[Work to do]:
Reproduce the listing below verbatim.

[Dataset excerpt]
----

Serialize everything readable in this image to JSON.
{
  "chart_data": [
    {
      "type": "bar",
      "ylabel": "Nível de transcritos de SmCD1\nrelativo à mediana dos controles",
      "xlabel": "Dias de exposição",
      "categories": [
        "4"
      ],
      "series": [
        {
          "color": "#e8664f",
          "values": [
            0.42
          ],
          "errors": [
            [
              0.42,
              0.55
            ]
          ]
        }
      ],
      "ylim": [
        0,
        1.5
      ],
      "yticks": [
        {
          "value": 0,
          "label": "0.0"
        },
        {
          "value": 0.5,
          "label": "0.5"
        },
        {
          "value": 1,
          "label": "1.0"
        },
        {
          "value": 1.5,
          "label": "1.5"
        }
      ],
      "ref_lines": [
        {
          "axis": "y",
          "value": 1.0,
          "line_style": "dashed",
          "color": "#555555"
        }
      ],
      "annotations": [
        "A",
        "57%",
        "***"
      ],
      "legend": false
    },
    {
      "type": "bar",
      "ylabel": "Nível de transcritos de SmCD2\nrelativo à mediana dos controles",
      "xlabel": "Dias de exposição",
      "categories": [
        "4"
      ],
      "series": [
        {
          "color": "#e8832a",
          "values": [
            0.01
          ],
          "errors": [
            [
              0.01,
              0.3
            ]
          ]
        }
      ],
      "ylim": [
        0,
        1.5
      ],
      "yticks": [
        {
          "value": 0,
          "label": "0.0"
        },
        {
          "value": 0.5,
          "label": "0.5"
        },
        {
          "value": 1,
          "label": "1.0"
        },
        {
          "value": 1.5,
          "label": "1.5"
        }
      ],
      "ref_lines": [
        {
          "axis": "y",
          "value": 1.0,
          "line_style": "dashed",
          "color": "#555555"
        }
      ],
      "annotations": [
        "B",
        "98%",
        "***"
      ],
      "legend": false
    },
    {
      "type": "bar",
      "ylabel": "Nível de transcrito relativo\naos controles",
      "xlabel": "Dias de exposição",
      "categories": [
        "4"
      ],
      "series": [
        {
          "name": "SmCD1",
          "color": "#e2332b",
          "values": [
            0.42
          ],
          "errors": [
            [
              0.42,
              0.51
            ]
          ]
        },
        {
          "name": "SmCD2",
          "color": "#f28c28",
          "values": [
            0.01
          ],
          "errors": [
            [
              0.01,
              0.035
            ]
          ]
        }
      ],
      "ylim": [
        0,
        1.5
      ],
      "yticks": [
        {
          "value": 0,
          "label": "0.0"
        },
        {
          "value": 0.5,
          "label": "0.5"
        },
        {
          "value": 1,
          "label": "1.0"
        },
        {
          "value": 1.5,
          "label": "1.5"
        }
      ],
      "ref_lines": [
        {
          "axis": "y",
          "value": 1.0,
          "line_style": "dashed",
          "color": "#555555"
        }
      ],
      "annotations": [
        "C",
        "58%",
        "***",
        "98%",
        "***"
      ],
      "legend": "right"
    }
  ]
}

----

[Exercise output]:
Serialize everything readable in this image to JSON.
{
  "chart_data": [
    {
      "type": "bar",
      "ylabel": "Nível de transcritos de SmCD1\nrelativo à mediana dos controles",
      "xlabel": "Dias de exposição",
      "categories": [
        "4"
      ],
      "series": [
        {
          "color": "#e8664f",
          "values": [
            0.42
          ],
          "errors": [
            [
              0.42,
              0.55
            ]
          ]
        }
      ],
      "ylim": [
        0,
        1.5
      ],
      "yticks": [
        {
          "value": 0,
          "label": "0.0"
        },
        {
          "value": 0.5,
          "label": "0.5"
        },
        {
          "value": 1,
          "label": "1.0"
        },
        {
          "value": 1.5,
          "label": "1.5"
        }
      ],
      "ref_lines": [
        {
          "axis": "y",
          "value": 1.0,
          "line_style": "dashed",
          "color": "#555555"
        }
      ],
      "annotations": [
        "A",
        "57%",
        "***"
      ],
      "legend": false
    },
    {
      "type": "bar",
      "ylabel": "Nível de transcritos de SmCD2\nrelativo à mediana dos controles",
      "xlabel": "Dias de exposição",
      "categories": [
        "4"
      ],
      "series": [
        {
          "color": "#e8832a",
          "values": [
            0.01
          ],
          "errors": [
            [
              0.01,
              0.3
            ]
          ]
        }
      ],
      "ylim": [
        0,
        1.5
      ],
      "yticks": [
        {
          "value": 0,
          "label": "0.0"
        },
        {
          "value": 0.5,
          "label": "0.5"
        },
        {
          "value": 1,
          "label": "1.0"
        },
        {
          "value": 1.5,
          "label": "1.5"
        }
      ],
      "ref_lines": [
        {
          "axis": "y",
          "value": 1.0,
          "line_style": "dashed",
          "color": "#555555"
        }
      ],
      "annotations": [
        "B",
        "98%",
        "***"
      ],
      "legend": false
    },
    {
      "type": "bar",
      "ylabel": "Nível de transcrito relativo\naos controles",
      "xlabel": "Dias de exposição",
      "categories": [
        "4"
      ],
      "series": [
        {
          "name": "SmCD1",
          "color": "#e2332b",
          "values": [
            0.42
          ],
          "errors": [
            [
              0.42,
              0.51
            ]
          ]
        },
        {
          "name": "SmCD2",
          "color": "#f28c28",
          "values": [
            0.01
          ],
          "errors": [
            [
              0.01,
              0.035
            ]
          ]
        }
      ],
      "ylim": [
        0,
        1.5
      ],
      "yticks": [
        {
          "value": 0,
          "label": "0.0"
        },
        {
          "value": 0.5,
          "label": "0.5"
        },
        {
          "value": 1,
          "label": "1.0"
        },
        {
          "value": 1.5,
          "label": "1.5"
        }
      ],
      "ref_lines": [
        {
          "axis": "y",
          "value": 1.0,
          "line_style": "dashed",
          "color": "#555555"
        }
      ],
      "annotations": [
        "C",
        "58%",
        "***",
        "98%",
        "***"
      ],
      "legend": "right"
    }
  ]
}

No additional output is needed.